### Material provided:
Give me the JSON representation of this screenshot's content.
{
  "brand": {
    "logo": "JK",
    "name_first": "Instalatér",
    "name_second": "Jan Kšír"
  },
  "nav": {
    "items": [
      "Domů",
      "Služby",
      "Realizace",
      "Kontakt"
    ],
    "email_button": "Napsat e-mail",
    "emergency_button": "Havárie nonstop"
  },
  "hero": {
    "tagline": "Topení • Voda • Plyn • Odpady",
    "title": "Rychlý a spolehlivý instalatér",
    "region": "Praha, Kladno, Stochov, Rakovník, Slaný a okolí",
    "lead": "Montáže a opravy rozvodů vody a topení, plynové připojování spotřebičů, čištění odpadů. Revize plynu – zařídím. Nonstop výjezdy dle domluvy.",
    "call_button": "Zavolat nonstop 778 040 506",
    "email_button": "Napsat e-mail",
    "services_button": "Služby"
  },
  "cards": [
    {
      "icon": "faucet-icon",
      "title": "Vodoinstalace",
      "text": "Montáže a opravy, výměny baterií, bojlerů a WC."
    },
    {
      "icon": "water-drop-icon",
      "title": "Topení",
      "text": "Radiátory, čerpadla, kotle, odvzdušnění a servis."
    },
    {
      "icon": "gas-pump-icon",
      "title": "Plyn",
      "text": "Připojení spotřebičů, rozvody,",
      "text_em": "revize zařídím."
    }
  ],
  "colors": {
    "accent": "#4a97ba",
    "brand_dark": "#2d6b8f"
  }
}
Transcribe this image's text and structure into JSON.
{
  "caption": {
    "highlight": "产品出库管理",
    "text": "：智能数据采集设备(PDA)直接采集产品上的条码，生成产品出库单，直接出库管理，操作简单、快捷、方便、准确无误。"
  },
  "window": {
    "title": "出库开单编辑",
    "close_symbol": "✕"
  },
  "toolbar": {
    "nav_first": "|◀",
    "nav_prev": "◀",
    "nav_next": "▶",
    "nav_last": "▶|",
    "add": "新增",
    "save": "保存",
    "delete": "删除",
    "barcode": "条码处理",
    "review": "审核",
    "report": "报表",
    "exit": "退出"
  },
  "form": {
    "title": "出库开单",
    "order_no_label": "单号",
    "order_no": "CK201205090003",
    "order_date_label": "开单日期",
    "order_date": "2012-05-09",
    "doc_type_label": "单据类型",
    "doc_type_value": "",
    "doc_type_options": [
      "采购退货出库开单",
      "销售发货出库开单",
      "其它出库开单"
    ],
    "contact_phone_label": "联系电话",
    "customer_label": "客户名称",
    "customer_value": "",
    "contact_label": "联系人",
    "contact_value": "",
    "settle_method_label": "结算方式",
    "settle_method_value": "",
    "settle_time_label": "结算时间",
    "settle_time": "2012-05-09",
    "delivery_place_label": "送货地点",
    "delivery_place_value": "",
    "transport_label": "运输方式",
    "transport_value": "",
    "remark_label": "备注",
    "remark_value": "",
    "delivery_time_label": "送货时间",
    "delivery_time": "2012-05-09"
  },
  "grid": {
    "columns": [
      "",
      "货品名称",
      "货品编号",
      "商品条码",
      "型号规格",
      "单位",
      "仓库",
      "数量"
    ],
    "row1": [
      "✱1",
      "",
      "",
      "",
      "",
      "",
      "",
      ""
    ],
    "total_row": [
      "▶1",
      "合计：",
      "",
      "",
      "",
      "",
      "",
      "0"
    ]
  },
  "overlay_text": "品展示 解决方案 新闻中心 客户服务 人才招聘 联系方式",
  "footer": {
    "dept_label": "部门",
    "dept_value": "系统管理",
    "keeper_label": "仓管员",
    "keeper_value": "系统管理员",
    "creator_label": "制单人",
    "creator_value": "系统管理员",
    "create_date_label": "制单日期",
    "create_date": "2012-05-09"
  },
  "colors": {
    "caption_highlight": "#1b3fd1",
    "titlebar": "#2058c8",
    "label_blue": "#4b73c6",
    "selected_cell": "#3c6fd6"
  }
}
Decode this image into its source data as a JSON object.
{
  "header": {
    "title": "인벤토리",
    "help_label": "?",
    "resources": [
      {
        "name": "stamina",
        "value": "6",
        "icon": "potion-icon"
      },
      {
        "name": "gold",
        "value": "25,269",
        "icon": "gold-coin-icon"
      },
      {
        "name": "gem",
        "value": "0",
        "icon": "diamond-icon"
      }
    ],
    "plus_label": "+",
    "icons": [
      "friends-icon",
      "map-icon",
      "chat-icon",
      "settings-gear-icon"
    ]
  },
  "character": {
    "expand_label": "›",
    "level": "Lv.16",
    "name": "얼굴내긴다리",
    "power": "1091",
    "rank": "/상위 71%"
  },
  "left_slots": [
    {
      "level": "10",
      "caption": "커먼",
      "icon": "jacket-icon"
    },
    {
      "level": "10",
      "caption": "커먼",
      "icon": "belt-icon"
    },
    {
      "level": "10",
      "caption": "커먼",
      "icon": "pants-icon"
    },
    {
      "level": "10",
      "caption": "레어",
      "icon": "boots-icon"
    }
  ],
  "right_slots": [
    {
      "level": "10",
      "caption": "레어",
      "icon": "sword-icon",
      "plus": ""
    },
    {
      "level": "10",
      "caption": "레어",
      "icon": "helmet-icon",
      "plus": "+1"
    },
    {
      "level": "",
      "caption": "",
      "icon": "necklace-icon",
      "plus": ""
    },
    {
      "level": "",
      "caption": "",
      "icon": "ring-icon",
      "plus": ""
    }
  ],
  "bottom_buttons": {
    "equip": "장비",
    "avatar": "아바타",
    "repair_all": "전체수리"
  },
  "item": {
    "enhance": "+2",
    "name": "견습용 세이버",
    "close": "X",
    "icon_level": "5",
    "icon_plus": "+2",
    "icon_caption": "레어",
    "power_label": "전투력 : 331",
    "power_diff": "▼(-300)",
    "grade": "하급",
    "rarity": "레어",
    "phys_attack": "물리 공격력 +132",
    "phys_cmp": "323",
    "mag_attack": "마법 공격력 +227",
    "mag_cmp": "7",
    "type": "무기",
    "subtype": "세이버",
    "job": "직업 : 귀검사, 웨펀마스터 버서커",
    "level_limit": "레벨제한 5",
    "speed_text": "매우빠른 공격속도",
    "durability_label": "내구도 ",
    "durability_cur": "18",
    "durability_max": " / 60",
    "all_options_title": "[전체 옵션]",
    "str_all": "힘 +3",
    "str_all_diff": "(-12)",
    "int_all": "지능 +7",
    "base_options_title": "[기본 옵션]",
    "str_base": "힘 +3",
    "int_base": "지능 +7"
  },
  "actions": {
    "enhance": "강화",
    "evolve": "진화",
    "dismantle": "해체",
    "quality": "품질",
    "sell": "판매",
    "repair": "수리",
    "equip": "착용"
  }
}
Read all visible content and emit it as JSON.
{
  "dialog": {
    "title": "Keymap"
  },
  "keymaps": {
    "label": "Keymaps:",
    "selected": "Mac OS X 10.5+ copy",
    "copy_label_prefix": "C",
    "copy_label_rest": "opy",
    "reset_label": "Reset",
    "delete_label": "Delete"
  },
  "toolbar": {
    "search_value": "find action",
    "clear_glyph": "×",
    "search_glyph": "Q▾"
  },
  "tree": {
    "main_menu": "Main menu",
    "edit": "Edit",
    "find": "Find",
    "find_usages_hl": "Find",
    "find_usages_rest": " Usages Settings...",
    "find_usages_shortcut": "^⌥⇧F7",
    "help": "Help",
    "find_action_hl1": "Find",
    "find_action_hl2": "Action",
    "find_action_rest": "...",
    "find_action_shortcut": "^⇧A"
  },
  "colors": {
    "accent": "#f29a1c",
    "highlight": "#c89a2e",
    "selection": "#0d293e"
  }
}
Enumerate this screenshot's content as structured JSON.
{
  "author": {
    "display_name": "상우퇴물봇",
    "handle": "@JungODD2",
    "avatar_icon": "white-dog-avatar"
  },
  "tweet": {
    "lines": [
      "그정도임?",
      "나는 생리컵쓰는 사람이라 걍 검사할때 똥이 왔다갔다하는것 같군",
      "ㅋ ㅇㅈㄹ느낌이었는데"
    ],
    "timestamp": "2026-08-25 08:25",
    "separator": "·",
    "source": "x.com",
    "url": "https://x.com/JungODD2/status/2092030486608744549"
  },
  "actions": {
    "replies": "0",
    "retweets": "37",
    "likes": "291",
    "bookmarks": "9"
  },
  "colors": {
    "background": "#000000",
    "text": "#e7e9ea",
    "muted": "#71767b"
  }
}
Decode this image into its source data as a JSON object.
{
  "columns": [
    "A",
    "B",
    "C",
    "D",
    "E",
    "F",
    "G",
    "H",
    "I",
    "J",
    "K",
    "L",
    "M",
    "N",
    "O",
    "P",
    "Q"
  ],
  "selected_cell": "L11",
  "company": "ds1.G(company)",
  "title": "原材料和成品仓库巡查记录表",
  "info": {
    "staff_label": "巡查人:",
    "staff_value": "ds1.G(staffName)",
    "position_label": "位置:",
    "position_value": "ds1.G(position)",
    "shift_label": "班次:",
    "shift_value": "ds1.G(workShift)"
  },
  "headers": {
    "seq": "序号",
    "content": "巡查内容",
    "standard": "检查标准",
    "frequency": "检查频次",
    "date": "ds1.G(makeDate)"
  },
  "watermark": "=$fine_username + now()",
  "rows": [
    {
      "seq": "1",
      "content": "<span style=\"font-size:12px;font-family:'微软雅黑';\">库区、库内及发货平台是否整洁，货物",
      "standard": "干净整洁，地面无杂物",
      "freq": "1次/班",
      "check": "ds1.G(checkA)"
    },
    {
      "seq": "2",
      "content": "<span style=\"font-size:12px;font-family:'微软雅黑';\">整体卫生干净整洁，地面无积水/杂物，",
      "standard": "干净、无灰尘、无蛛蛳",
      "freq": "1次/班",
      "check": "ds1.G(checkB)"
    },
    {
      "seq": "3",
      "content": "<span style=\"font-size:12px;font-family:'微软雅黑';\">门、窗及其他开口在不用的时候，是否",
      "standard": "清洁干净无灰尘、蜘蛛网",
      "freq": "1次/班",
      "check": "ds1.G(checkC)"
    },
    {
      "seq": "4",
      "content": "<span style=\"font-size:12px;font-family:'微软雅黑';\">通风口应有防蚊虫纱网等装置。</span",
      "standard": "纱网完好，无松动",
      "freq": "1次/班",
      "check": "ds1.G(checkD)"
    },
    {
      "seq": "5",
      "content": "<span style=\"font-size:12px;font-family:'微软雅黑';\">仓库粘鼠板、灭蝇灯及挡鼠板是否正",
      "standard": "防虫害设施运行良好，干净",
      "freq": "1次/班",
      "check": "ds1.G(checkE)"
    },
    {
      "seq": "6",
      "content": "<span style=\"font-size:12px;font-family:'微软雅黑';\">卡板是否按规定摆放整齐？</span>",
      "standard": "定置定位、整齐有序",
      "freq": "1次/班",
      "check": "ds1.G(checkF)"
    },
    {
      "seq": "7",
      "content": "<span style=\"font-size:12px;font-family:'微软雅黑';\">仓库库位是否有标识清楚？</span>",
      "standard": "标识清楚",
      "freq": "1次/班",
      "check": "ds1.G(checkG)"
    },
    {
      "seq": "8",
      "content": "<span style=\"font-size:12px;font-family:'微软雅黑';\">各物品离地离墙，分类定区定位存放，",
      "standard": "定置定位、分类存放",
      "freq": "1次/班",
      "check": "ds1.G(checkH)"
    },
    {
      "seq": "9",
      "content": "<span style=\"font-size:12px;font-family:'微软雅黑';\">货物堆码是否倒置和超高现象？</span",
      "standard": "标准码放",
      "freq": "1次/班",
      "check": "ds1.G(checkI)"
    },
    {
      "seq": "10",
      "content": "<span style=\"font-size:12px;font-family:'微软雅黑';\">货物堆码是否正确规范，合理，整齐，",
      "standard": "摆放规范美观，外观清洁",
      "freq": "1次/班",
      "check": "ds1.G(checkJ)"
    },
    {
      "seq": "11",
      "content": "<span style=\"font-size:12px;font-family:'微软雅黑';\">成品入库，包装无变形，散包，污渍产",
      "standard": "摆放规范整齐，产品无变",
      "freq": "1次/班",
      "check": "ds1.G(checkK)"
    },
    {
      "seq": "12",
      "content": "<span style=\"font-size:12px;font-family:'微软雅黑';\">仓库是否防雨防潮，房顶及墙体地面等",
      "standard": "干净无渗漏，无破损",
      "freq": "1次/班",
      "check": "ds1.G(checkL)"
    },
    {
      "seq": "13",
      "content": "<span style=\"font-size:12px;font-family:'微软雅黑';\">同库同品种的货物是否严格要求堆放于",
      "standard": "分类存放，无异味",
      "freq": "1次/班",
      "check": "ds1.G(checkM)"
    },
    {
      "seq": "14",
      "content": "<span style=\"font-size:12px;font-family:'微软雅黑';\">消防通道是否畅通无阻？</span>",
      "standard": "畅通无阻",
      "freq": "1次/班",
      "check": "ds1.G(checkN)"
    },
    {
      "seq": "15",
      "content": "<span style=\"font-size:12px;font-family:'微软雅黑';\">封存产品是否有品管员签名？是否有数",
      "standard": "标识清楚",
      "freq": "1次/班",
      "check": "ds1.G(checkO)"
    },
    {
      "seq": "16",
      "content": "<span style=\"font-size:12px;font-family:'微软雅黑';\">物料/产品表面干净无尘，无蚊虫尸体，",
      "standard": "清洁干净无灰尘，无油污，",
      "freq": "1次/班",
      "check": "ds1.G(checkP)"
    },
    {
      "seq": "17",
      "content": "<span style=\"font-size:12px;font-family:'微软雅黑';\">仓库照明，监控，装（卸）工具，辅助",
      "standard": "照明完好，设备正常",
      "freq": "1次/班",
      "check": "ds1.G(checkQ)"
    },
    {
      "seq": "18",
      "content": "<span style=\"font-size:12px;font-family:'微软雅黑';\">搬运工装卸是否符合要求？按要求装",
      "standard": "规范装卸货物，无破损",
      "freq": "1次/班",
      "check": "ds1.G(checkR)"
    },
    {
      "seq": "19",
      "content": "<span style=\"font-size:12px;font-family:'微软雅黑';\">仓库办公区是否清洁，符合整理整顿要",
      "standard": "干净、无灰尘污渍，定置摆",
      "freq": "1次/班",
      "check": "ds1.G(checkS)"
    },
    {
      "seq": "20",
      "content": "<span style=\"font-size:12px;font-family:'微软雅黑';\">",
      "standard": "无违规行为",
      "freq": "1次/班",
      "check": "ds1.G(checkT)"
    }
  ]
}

### Exercise task:
Copy, from the material above, each line in which the string "清洁干净无灰尘" occurs.

### The completed task:
      "standard": "清洁干净无灰尘、蜘蛛网",
      "standard": "清洁干净无灰尘，无油污，",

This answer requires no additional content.